What needs to be done —
Reproduce every line of the records below without alteration, leaving out the pictures.

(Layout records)
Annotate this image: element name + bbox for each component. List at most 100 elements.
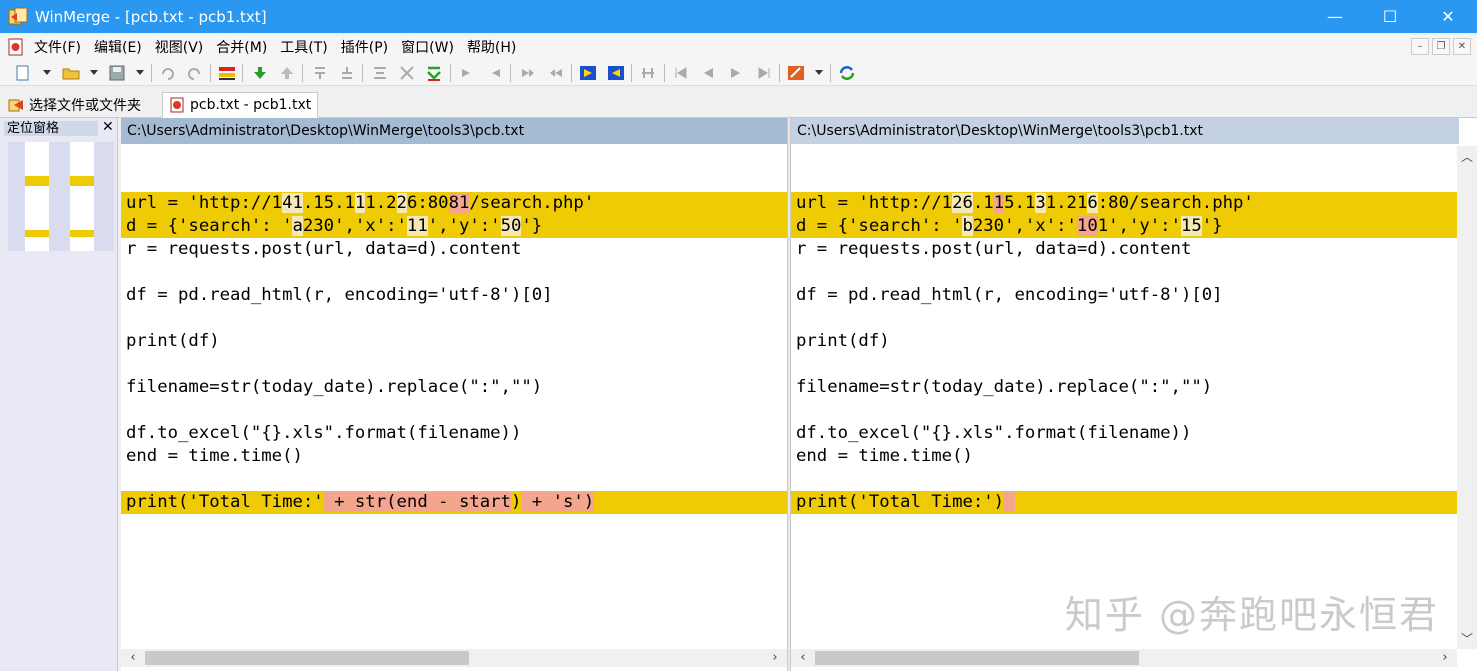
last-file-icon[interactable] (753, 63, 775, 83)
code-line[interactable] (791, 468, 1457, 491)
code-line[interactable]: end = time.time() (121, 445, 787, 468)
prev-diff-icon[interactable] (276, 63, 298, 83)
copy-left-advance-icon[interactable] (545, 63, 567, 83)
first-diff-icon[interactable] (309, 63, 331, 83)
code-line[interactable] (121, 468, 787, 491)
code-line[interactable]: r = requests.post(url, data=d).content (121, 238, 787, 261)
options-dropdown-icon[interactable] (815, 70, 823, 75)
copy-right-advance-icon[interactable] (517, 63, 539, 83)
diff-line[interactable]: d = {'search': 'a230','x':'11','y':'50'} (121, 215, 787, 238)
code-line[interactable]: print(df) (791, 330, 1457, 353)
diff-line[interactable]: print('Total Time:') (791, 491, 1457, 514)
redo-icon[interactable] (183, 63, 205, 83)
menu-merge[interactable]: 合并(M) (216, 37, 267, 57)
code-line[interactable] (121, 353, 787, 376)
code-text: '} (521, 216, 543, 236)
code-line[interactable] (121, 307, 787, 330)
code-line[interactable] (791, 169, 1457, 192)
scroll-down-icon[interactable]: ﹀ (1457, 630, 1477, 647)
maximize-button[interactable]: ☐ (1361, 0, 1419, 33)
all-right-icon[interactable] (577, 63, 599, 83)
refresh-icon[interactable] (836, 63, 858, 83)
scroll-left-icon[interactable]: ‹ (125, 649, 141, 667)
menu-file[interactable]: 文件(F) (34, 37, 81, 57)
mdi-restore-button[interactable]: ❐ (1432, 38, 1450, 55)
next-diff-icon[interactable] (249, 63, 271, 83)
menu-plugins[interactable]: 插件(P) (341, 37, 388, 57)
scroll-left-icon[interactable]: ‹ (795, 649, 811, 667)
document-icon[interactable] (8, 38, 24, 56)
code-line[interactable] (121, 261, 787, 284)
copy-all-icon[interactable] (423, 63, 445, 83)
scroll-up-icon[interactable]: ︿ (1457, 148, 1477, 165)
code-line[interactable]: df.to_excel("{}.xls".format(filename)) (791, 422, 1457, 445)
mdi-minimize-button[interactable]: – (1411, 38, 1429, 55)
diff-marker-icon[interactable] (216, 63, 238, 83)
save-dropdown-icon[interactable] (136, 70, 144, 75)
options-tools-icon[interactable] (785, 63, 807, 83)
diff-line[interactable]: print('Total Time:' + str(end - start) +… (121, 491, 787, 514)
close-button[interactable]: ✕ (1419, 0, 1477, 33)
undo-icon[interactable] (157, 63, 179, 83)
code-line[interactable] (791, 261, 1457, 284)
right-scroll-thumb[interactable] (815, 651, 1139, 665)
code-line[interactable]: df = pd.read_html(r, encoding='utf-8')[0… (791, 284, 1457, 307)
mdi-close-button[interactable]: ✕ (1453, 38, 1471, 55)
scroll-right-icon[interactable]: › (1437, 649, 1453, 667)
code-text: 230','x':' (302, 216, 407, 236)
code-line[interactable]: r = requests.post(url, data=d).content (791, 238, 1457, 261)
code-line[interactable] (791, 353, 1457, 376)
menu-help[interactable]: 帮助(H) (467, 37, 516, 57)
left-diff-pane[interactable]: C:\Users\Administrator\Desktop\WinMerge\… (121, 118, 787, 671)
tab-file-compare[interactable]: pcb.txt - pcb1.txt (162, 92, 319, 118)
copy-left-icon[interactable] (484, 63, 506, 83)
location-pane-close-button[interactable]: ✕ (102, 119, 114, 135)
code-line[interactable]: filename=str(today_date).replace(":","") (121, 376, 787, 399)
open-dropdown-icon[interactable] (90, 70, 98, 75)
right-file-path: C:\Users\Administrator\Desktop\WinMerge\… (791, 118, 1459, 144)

Problem solution —
Annotate this image: element name + bbox for each component. List at most 100 elements.
last-file-icon[interactable] (753, 63, 775, 83)
code-line[interactable] (791, 468, 1457, 491)
code-line[interactable]: end = time.time() (121, 445, 787, 468)
prev-diff-icon[interactable] (276, 63, 298, 83)
copy-left-advance-icon[interactable] (545, 63, 567, 83)
first-diff-icon[interactable] (309, 63, 331, 83)
code-line[interactable] (121, 468, 787, 491)
code-line[interactable]: r = requests.post(url, data=d).content (121, 238, 787, 261)
options-dropdown-icon[interactable] (815, 70, 823, 75)
copy-right-advance-icon[interactable] (517, 63, 539, 83)
diff-line[interactable]: d = {'search': 'a230','x':'11','y':'50'} (121, 215, 787, 238)
code-line[interactable]: print(df) (791, 330, 1457, 353)
diff-line[interactable]: print('Total Time:') (791, 491, 1457, 514)
redo-icon[interactable] (183, 63, 205, 83)
menu-merge[interactable]: 合并(M) (216, 37, 267, 57)
code-line[interactable] (121, 353, 787, 376)
code-text: '} (521, 216, 543, 236)
code-line[interactable] (121, 307, 787, 330)
code-line[interactable] (791, 169, 1457, 192)
scroll-down-icon[interactable]: ﹀ (1457, 630, 1477, 647)
maximize-button[interactable]: ☐ (1361, 0, 1419, 33)
all-right-icon[interactable] (577, 63, 599, 83)
refresh-icon[interactable] (836, 63, 858, 83)
scroll-left-icon[interactable]: ‹ (125, 649, 141, 667)
menu-file[interactable]: 文件(F) (34, 37, 81, 57)
mdi-restore-button[interactable]: ❐ (1432, 38, 1450, 55)
next-diff-icon[interactable] (249, 63, 271, 83)
menu-plugins[interactable]: 插件(P) (341, 37, 388, 57)
scroll-left-icon[interactable]: ‹ (795, 649, 811, 667)
document-icon[interactable] (8, 38, 24, 56)
code-line[interactable] (121, 261, 787, 284)
copy-all-icon[interactable] (423, 63, 445, 83)
scroll-up-icon[interactable]: ︿ (1457, 148, 1477, 165)
code-line[interactable]: df.to_excel("{}.xls".format(filename)) (791, 422, 1457, 445)
mdi-minimize-button[interactable]: – (1411, 38, 1429, 55)
diff-marker-icon[interactable] (216, 63, 238, 83)
save-dropdown-icon[interactable] (136, 70, 144, 75)
options-tools-icon[interactable] (785, 63, 807, 83)
diff-line[interactable]: print('Total Time:' + str(end - start) +… (121, 491, 787, 514)
close-button[interactable]: ✕ (1419, 0, 1477, 33)
undo-icon[interactable] (157, 63, 179, 83)
code-line[interactable] (791, 261, 1457, 284)
right-scroll-thumb[interactable] (815, 651, 1139, 665)
code-line[interactable]: df = pd.read_html(r, encoding='utf-8')[0… (791, 284, 1457, 307)
mdi-close-button[interactable]: ✕ (1453, 38, 1471, 55)
scroll-right-icon[interactable]: › (1437, 649, 1453, 667)
code-text: 230','x':' (302, 216, 407, 236)
code-line[interactable]: r = requests.post(url, data=d).content (791, 238, 1457, 261)
code-line[interactable] (791, 353, 1457, 376)
menu-help[interactable]: 帮助(H) (467, 37, 516, 57)
left-diff-pane[interactable]: C:\Users\Administrator\Desktop\WinMerge\… (121, 118, 787, 671)
tab-file-compare[interactable]: pcb.txt - pcb1.txt (162, 92, 319, 118)
copy-left-icon[interactable] (484, 63, 506, 83)
location-pane-close-button[interactable]: ✕ (102, 119, 114, 135)
code-line[interactable]: filename=str(today_date).replace(":","") (121, 376, 787, 399)
open-dropdown-icon[interactable] (90, 70, 98, 75)
right-file-path: C:\Users\Administrator\Desktop\WinMerge\… (791, 118, 1459, 144)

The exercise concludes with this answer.